CHALLENGE: Make an exact copy of all the records.

EXCERPTED RECORDS:

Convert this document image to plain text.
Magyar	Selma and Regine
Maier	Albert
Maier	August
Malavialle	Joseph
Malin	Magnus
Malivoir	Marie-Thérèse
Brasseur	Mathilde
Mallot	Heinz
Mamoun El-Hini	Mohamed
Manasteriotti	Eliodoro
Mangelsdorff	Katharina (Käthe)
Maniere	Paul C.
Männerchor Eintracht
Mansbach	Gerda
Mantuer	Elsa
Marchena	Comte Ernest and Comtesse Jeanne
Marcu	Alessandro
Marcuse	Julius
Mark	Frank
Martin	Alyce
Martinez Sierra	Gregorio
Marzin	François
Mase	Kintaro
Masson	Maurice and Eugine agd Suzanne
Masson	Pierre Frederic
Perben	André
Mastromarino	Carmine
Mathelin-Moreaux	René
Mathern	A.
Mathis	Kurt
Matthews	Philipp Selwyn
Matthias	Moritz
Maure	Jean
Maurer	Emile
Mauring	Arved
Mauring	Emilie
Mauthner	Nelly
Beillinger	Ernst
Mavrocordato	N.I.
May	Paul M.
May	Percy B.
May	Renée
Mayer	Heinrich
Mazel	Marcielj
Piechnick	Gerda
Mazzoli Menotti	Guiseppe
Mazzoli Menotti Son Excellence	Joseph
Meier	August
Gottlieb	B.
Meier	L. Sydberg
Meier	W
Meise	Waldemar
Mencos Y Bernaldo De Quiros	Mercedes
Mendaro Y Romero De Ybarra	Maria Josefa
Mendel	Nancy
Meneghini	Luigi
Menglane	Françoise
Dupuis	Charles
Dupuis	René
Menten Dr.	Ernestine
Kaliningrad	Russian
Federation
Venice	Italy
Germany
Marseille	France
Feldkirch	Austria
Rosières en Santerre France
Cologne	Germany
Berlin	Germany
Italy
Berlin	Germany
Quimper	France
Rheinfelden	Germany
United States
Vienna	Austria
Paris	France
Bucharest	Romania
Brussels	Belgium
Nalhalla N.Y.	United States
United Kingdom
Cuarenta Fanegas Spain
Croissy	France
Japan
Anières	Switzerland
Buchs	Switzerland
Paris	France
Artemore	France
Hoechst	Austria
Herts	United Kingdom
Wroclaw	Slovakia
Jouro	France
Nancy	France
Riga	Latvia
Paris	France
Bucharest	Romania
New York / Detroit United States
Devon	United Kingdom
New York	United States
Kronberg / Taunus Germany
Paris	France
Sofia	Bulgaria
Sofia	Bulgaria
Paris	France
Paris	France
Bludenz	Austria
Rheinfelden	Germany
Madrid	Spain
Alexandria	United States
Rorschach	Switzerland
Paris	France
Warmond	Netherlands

ANSWER TO THIS TASK:
Convert this document image to plain text.
Magyar	Selma and Regine
Maier	Albert
Maier	August
Malavialle	Joseph
Malin	Magnus
Malivoir	Marie-Thérèse
Brasseur	Mathilde
Mallot	Heinz
Mamoun El-Hini	Mohamed
Manasteriotti	Eliodoro
Mangelsdorff	Katharina (Käthe)
Maniere	Paul C.
Männerchor Eintracht
Mansbach	Gerda
Mantuer	Elsa
Marchena	Comte Ernest and Comtesse Jeanne
Marcu	Alessandro
Marcuse	Julius
Mark	Frank
Martin	Alyce
Martinez Sierra	Gregorio
Marzin	François
Mase	Kintaro
Masson	Maurice and Eugine agd Suzanne
Masson	Pierre Frederic
Perben	André
Mastromarino	Carmine
Mathelin-Moreaux	René
Mathern	A.
Mathis	Kurt
Matthews	Philipp Selwyn
Matthias	Moritz
Maure	Jean
Maurer	Emile
Mauring	Arved
Mauring	Emilie
Mauthner	Nelly
Beillinger	Ernst
Mavrocordato	N.I.
May	Paul M.
May	Percy B.
May	Renée
Mayer	Heinrich
Mazel	Marcielj
Piechnick	Gerda
Mazzoli Menotti	Guiseppe
Mazzoli Menotti Son Excellence	Joseph
Meier	August
Gottlieb	B.
Meier	L. Sydberg
Meier	W
Meise	Waldemar
Mencos Y Bernaldo De Quiros	Mercedes
Mendaro Y Romero De Ybarra	Maria Josefa
Mendel	Nancy
Meneghini	Luigi
Menglane	Françoise
Dupuis	Charles
Dupuis	René
Menten Dr.	Ernestine
Kaliningrad	Russian
Federation
Venice	Italy
Germany
Marseille	France
Feldkirch	Austria
Rosières en Santerre France
Cologne	Germany
Berlin	Germany
Italy
Berlin	Germany
Quimper	France
Rheinfelden	Germany
United States
Vienna	Austria
Paris	France
Bucharest	Romania
Brussels	Belgium
Nalhalla N.Y.	United States
United Kingdom
Cuarenta Fanegas Spain
Croissy	France
Japan
Anières	Switzerland
Buchs	Switzerland
Paris	France
Artemore	France
Hoechst	Austria
Herts	United Kingdom
Wroclaw	Slovakia
Jouro	France
Nancy	France
Riga	Latvia
Paris	France
Bucharest	Romania
New York / Detroit United States
Devon	United Kingdom
New York	United States
Kronberg / Taunus Germany
Paris	France
Sofia	Bulgaria
Sofia	Bulgaria
Paris	France
Paris	France
Bludenz	Austria
Rheinfelden	Germany
Madrid	Spain
Alexandria	United States
Rorschach	Switzerland
Paris	France
Warmond	Netherlands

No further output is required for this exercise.